======== SOURCE DATA ========

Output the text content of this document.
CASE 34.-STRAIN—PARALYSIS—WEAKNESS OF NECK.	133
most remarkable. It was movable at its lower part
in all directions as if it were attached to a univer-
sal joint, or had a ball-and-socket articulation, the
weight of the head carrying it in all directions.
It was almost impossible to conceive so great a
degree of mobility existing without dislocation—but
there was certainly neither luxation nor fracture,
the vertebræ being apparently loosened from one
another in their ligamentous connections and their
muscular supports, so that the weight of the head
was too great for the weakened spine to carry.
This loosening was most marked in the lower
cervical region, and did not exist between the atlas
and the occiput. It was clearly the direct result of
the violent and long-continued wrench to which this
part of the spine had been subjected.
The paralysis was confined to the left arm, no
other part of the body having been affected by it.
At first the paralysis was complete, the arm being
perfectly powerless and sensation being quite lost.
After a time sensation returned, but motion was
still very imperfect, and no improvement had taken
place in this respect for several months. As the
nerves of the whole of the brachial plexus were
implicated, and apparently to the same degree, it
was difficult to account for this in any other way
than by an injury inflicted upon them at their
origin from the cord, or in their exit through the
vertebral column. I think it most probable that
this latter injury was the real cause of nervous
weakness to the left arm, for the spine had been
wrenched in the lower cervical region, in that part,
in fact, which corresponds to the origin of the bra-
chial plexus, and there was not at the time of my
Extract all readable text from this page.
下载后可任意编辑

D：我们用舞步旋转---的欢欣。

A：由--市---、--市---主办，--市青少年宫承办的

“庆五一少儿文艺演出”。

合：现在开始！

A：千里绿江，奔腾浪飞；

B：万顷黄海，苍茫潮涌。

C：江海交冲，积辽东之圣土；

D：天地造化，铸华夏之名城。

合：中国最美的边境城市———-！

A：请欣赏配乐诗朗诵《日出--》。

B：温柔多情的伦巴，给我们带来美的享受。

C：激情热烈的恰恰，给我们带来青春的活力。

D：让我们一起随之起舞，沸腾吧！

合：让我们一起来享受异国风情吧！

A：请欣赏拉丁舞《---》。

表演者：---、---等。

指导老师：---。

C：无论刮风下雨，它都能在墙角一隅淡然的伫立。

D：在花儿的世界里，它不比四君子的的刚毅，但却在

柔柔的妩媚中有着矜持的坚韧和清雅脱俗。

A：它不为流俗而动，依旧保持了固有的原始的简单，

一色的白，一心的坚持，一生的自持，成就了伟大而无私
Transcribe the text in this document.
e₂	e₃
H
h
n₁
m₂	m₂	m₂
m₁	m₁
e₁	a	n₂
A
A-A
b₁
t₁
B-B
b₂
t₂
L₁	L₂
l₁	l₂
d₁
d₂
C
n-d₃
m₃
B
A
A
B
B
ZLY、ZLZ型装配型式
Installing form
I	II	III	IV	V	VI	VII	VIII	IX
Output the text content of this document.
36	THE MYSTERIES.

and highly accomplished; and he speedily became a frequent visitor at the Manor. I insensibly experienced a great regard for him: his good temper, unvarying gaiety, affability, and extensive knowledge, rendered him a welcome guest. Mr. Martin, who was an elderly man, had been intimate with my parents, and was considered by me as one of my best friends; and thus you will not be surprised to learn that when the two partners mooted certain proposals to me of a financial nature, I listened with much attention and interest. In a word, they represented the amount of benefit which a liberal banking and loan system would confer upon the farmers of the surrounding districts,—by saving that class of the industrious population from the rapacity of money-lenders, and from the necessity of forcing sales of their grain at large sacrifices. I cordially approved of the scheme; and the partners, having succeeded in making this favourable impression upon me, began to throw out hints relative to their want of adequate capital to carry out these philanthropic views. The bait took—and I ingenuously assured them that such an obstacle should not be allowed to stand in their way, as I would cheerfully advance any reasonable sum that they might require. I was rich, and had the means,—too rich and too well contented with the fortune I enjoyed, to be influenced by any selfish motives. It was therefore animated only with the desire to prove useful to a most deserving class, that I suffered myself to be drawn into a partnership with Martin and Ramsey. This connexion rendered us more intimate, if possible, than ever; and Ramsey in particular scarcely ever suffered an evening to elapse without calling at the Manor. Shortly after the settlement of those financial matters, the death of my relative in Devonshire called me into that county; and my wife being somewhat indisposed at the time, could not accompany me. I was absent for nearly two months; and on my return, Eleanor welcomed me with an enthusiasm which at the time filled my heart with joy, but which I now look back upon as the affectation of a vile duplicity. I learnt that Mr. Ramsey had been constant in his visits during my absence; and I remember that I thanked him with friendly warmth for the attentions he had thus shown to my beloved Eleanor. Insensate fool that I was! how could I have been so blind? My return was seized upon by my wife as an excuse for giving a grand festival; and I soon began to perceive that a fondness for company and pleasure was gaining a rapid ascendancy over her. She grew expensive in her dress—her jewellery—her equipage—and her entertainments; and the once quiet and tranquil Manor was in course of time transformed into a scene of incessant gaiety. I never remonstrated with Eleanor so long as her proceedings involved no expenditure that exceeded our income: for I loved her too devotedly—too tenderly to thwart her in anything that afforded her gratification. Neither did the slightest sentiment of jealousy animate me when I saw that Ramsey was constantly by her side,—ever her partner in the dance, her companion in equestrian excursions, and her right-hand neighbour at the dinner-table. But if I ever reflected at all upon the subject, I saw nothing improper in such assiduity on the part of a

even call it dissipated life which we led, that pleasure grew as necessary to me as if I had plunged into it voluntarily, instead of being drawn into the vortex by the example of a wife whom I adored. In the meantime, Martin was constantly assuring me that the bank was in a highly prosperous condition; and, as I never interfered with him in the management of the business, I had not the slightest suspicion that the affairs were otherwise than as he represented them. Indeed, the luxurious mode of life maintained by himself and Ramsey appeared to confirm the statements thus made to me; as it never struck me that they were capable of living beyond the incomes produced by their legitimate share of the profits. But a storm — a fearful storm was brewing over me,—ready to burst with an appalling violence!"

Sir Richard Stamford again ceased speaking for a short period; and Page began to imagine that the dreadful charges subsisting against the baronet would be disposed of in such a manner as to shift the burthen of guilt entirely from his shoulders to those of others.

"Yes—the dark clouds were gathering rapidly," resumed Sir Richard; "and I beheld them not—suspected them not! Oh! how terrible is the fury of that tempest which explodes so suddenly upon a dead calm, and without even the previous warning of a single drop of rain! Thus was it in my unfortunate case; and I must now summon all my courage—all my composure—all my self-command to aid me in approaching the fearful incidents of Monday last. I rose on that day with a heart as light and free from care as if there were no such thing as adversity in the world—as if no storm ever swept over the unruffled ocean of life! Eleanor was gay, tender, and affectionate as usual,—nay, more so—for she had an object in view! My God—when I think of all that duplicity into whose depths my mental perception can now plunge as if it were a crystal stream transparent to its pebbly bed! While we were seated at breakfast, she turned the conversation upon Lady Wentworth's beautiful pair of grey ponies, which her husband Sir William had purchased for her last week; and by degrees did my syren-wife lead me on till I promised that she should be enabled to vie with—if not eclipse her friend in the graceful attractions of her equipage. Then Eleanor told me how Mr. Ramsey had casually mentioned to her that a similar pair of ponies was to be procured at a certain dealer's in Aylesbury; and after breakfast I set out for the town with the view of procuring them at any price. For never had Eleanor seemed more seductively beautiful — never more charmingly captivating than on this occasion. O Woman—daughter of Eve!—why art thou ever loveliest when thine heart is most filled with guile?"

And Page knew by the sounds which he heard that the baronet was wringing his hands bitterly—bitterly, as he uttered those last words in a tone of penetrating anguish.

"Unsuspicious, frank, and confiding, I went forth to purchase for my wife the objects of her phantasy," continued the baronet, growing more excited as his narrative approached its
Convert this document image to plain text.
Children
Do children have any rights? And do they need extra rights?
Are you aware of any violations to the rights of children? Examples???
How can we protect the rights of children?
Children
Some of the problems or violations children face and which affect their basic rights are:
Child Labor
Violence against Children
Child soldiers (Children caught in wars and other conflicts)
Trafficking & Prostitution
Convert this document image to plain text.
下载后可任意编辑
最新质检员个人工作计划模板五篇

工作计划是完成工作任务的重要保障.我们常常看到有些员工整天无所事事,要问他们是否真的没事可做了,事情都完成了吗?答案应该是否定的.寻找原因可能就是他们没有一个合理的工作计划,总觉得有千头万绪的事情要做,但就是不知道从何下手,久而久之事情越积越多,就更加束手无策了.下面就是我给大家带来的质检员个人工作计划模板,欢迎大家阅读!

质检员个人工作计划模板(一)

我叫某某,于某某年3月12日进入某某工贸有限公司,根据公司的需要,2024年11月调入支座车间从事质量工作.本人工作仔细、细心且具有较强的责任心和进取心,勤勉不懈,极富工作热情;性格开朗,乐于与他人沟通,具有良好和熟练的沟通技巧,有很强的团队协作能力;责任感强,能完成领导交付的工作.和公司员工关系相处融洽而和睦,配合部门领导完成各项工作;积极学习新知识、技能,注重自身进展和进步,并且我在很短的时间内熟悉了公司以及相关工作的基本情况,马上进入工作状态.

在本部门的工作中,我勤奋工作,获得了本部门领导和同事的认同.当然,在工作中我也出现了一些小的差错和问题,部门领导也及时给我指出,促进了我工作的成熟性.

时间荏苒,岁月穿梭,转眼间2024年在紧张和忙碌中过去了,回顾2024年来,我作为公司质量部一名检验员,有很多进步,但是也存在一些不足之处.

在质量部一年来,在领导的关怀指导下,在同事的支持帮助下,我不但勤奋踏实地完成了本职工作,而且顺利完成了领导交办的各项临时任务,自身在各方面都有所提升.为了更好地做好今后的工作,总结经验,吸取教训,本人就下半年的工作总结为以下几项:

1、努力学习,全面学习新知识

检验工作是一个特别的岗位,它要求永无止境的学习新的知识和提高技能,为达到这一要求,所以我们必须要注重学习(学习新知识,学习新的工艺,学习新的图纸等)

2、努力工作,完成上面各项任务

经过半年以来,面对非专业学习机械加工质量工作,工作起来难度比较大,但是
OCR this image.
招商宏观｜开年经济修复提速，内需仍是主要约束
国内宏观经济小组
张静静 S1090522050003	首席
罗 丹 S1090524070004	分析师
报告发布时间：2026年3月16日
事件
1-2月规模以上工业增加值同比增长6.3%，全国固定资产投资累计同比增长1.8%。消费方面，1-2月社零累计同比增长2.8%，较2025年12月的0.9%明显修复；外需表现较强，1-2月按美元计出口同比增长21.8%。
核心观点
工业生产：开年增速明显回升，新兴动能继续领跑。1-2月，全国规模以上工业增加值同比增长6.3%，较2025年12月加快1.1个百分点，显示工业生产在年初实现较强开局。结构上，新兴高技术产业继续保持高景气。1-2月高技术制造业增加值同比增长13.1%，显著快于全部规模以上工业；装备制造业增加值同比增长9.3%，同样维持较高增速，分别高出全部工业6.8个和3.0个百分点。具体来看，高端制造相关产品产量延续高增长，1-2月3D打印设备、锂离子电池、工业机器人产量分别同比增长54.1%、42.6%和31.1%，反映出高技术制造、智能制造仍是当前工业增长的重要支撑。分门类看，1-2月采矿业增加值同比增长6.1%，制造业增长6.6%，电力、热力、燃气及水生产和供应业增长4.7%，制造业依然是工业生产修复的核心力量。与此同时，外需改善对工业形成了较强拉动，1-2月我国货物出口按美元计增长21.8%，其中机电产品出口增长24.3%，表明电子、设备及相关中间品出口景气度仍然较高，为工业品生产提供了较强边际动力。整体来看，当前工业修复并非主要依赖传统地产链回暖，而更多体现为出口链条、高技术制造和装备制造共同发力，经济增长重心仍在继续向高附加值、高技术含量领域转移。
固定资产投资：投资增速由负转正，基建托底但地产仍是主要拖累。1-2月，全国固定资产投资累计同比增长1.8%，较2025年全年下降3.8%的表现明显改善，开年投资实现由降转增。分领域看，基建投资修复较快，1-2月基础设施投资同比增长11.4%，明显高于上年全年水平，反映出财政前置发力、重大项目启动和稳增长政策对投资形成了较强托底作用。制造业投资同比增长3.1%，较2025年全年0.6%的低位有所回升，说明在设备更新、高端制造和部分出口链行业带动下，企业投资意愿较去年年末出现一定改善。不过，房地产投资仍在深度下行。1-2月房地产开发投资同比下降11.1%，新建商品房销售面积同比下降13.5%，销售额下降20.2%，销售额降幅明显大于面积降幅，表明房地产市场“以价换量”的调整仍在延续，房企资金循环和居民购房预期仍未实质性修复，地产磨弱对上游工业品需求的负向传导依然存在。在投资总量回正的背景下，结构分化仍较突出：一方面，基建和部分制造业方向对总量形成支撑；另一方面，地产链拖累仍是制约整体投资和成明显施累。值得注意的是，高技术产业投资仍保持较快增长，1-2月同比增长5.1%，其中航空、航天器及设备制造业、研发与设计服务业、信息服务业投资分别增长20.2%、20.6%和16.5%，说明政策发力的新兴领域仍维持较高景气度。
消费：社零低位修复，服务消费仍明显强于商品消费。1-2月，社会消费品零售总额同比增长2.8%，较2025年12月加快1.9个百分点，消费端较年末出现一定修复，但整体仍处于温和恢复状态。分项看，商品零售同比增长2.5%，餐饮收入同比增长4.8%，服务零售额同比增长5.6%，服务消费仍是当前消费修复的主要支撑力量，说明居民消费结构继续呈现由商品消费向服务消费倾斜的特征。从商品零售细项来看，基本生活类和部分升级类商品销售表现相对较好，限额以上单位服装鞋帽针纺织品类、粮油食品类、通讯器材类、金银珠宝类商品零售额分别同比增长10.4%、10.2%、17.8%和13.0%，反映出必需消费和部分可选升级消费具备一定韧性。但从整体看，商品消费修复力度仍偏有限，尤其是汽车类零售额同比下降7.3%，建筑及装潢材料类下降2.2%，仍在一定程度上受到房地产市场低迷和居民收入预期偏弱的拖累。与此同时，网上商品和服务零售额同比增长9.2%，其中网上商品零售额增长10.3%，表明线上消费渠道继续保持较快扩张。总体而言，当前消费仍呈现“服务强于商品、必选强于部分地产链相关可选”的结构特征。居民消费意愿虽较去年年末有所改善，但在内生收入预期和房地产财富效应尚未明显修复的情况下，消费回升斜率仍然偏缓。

========

• GOAL
Check each line above for the string "weight" and report how many lines have it, giving only the number.

• IN RESPONSE
2